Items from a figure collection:
################

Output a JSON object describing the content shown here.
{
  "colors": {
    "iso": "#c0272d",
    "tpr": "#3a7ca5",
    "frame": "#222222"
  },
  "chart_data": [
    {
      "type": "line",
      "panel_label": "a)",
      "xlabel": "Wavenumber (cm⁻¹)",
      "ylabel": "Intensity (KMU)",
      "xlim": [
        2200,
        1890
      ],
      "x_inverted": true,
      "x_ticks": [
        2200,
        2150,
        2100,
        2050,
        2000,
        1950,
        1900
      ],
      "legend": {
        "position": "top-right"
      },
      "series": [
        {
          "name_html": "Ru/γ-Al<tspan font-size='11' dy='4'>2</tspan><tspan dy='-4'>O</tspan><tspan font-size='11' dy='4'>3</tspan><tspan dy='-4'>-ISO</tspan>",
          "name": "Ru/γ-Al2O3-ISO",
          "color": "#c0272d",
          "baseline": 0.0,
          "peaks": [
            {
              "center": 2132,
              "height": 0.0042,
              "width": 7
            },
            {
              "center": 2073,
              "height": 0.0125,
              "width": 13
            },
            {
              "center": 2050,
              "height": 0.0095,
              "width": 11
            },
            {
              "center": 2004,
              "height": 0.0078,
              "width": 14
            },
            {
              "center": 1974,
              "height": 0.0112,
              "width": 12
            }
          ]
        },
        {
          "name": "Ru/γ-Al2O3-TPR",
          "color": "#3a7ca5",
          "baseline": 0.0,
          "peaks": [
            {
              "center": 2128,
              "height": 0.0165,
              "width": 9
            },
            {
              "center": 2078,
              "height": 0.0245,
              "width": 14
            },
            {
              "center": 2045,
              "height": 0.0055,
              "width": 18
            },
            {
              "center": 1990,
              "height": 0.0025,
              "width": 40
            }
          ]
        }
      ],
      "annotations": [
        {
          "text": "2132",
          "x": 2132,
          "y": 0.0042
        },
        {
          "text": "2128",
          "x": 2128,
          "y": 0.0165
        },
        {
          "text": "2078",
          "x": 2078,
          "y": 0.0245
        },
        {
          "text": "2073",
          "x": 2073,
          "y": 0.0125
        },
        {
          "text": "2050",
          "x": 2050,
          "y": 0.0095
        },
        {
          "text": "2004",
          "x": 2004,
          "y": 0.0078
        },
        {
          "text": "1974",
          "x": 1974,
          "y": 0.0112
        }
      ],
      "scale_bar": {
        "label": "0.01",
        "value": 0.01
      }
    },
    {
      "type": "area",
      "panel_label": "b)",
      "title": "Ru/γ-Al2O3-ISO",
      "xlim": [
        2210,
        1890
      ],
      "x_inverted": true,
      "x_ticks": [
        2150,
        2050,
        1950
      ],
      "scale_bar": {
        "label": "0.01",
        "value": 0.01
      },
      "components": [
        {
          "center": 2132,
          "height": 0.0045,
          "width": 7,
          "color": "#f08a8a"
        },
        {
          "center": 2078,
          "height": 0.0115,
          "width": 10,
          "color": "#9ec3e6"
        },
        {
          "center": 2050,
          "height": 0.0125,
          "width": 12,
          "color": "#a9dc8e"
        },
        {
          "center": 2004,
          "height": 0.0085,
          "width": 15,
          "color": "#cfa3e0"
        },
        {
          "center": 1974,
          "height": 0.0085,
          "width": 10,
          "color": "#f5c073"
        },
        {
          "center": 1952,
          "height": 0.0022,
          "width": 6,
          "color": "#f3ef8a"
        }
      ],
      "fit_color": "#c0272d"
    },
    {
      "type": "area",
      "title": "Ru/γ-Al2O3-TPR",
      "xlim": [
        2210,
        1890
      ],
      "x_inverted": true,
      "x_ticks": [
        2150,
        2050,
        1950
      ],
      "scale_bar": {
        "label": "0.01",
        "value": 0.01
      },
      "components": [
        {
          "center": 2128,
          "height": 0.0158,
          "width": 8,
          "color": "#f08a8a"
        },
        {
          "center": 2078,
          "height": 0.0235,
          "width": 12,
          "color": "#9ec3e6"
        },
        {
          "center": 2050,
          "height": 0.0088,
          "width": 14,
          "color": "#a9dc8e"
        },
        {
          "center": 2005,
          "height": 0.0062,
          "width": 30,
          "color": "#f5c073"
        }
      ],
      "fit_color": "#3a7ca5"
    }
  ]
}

################

Short problem: Copy out all of the data exactly, leaving nothing out.

Result:
Output a JSON object describing the content shown here.
{
  "colors": {
    "iso": "#c0272d",
    "tpr": "#3a7ca5",
    "frame": "#222222"
  },
  "chart_data": [
    {
      "type": "line",
      "panel_label": "a)",
      "xlabel": "Wavenumber (cm⁻¹)",
      "ylabel": "Intensity (KMU)",
      "xlim": [
        2200,
        1890
      ],
      "x_inverted": true,
      "x_ticks": [
        2200,
        2150,
        2100,
        2050,
        2000,
        1950,
        1900
      ],
      "legend": {
        "position": "top-right"
      },
      "series": [
        {
          "name_html": "Ru/γ-Al<tspan font-size='11' dy='4'>2</tspan><tspan dy='-4'>O</tspan><tspan font-size='11' dy='4'>3</tspan><tspan dy='-4'>-ISO</tspan>",
          "name": "Ru/γ-Al2O3-ISO",
          "color": "#c0272d",
          "baseline": 0.0,
          "peaks": [
            {
              "center": 2132,
              "height": 0.0042,
              "width": 7
            },
            {
              "center": 2073,
              "height": 0.0125,
              "width": 13
            },
            {
              "center": 2050,
              "height": 0.0095,
              "width": 11
            },
            {
              "center": 2004,
              "height": 0.0078,
              "width": 14
            },
            {
              "center": 1974,
              "height": 0.0112,
              "width": 12
            }
          ]
        },
        {
          "name": "Ru/γ-Al2O3-TPR",
          "color": "#3a7ca5",
          "baseline": 0.0,
          "peaks": [
            {
              "center": 2128,
              "height": 0.0165,
              "width": 9
            },
            {
              "center": 2078,
              "height": 0.0245,
              "width": 14
            },
            {
              "center": 2045,
              "height": 0.0055,
              "width": 18
            },
            {
              "center": 1990,
              "height": 0.0025,
              "width": 40
            }
          ]
        }
      ],
      "annotations": [
        {
          "text": "2132",
          "x": 2132,
          "y": 0.0042
        },
        {
          "text": "2128",
          "x": 2128,
          "y": 0.0165
        },
        {
          "text": "2078",
          "x": 2078,
          "y": 0.0245
        },
        {
          "text": "2073",
          "x": 2073,
          "y": 0.0125
        },
        {
          "text": "2050",
          "x": 2050,
          "y": 0.0095
        },
        {
          "text": "2004",
          "x": 2004,
          "y": 0.0078
        },
        {
          "text": "1974",
          "x": 1974,
          "y": 0.0112
        }
      ],
      "scale_bar": {
        "label": "0.01",
        "value": 0.01
      }
    },
    {
      "type": "area",
      "panel_label": "b)",
      "title": "Ru/γ-Al2O3-ISO",
      "xlim": [
        2210,
        1890
      ],
      "x_inverted": true,
      "x_ticks": [
        2150,
        2050,
        1950
      ],
      "scale_bar": {
        "label": "0.01",
        "value": 0.01
      },
      "components": [
        {
          "center": 2132,
          "height": 0.0045,
          "width": 7,
          "color": "#f08a8a"
        },
        {
          "center": 2078,
          "height": 0.0115,
          "width": 10,
          "color": "#9ec3e6"
        },
        {
          "center": 2050,
          "height": 0.0125,
          "width": 12,
          "color": "#a9dc8e"
        },
        {
          "center": 2004,
          "height": 0.0085,
          "width": 15,
          "color": "#cfa3e0"
        },
        {
          "center": 1974,
          "height": 0.0085,
          "width": 10,
          "color": "#f5c073"
        },
        {
          "center": 1952,
          "height": 0.0022,
          "width": 6,
          "color": "#f3ef8a"
        }
      ],
      "fit_color": "#c0272d"
    },
    {
      "type": "area",
      "title": "Ru/γ-Al2O3-TPR",
      "xlim": [
        2210,
        1890
      ],
      "x_inverted": true,
      "x_ticks": [
        2150,
        2050,
        1950
      ],
      "scale_bar": {
        "label": "0.01",
        "value": 0.01
      },
      "components": [
        {
          "center": 2128,
          "height": 0.0158,
          "width": 8,
          "color": "#f08a8a"
        },
        {
          "center": 2078,
          "height": 0.0235,
          "width": 12,
          "color": "#9ec3e6"
        },
        {
          "center": 2050,
          "height": 0.0088,
          "width": 14,
          "color": "#a9dc8e"
        },
        {
          "center": 2005,
          "height": 0.0062,
          "width": 30,
          "color": "#f5c073"
        }
      ],
      "fit_color": "#3a7ca5"
    }
  ]
}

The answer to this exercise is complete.